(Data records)
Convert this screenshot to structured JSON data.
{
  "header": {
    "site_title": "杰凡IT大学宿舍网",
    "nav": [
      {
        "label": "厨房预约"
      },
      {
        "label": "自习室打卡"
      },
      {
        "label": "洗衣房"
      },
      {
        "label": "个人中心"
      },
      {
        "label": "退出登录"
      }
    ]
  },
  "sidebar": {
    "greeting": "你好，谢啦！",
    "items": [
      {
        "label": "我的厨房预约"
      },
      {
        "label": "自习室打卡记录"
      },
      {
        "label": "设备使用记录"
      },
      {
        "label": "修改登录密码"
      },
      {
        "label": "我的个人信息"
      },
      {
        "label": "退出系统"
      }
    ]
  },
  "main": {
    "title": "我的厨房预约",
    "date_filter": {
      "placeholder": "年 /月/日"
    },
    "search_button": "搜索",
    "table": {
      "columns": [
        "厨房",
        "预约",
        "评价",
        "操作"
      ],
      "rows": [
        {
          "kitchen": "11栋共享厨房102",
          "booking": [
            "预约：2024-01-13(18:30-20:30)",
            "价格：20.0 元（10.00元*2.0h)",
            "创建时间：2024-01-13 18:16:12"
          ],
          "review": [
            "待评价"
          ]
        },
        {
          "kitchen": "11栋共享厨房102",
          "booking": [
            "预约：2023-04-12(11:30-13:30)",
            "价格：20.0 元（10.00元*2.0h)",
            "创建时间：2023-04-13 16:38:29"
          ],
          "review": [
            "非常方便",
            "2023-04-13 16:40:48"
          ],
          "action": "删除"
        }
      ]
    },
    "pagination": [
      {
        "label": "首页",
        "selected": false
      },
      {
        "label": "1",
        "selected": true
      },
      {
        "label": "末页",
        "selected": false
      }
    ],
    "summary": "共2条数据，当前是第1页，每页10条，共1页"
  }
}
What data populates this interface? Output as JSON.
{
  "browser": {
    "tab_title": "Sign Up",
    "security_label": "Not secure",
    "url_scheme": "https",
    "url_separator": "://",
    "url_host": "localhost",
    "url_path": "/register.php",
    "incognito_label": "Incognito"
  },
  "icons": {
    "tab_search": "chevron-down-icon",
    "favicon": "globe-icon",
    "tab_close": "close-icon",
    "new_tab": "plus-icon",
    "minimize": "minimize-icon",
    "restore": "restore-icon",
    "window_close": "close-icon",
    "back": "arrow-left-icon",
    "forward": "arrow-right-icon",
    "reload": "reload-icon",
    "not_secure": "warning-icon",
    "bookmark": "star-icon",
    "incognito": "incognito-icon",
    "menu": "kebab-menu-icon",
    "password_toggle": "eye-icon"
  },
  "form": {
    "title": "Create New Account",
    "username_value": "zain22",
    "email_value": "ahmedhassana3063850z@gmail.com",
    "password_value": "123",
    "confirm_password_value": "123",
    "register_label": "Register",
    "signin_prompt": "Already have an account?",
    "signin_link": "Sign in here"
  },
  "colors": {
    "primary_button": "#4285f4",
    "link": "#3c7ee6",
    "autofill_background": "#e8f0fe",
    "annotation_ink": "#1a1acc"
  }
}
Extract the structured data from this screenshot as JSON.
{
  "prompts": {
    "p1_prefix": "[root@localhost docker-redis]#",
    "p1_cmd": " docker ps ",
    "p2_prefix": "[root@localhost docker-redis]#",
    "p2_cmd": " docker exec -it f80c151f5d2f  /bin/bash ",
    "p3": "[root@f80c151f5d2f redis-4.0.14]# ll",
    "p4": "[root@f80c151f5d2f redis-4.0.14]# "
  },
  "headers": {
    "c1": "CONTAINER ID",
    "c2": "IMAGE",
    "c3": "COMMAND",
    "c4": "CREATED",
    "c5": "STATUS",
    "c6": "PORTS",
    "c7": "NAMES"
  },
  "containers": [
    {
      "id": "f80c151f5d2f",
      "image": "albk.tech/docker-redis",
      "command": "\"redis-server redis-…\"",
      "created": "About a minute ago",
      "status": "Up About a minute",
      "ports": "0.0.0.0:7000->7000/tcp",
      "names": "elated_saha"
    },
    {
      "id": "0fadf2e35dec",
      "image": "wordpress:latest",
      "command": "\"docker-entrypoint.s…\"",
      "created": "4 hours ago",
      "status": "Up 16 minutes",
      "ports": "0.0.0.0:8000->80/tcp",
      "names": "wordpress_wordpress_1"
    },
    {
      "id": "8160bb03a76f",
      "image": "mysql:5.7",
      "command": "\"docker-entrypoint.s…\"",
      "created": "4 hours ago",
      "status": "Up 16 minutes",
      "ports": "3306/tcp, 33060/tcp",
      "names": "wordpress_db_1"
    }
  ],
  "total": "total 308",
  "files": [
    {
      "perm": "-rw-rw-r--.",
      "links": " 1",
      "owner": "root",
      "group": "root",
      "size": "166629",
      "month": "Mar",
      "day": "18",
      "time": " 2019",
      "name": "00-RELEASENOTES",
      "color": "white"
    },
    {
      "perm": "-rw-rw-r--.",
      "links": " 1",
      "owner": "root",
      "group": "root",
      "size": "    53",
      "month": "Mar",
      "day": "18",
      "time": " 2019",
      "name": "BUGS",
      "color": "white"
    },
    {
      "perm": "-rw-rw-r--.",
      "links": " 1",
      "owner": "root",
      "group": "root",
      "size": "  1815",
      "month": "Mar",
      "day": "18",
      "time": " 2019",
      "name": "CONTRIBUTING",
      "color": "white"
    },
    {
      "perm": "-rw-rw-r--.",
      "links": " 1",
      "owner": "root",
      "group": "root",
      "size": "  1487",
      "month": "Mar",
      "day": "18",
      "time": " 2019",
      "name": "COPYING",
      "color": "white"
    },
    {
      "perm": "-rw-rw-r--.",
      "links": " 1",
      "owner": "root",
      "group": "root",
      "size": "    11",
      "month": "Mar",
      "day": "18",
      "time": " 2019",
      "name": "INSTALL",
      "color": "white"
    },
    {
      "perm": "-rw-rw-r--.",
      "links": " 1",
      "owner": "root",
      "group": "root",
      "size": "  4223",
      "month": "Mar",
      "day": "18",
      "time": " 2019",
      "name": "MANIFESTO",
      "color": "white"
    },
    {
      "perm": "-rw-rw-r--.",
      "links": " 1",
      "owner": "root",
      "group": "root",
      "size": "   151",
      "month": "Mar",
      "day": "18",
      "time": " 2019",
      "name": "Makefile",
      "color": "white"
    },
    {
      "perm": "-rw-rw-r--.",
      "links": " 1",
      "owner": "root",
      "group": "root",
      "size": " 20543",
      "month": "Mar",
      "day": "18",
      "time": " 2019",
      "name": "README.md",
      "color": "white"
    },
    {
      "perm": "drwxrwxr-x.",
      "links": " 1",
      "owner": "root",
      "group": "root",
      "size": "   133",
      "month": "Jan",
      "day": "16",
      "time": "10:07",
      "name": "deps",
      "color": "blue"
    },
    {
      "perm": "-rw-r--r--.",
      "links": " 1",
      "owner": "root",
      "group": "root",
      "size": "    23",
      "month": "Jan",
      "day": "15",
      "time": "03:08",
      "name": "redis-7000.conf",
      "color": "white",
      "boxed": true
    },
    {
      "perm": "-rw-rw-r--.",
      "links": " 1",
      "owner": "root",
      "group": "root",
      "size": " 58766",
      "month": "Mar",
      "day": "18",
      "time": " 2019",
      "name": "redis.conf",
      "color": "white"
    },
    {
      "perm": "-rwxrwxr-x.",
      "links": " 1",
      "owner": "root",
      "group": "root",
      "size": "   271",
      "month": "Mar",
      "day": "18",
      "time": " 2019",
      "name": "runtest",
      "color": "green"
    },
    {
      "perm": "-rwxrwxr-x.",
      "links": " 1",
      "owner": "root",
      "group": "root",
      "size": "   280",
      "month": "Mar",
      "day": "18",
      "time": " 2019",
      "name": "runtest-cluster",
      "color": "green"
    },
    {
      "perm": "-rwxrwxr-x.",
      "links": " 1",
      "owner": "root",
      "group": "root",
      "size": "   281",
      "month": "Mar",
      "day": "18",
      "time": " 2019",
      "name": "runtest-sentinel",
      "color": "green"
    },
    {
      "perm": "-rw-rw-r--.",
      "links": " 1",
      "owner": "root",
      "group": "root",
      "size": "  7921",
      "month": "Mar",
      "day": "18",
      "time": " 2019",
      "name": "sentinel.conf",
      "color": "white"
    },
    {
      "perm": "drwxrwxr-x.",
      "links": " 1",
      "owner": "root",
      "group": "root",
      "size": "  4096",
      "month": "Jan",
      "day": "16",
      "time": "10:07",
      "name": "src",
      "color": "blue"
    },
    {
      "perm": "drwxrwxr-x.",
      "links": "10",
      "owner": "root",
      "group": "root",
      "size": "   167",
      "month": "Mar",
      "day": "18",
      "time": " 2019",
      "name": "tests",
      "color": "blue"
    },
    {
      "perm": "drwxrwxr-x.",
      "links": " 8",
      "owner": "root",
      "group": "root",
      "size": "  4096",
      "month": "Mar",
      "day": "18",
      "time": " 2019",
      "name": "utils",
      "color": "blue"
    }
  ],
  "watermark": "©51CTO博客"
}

▶ [What is expected]: Search the entries for the word "About" and copy every line that has it.

▶ [Answer to this problem]:
      "created": "About a minute ago",
      "status": "Up About a minute",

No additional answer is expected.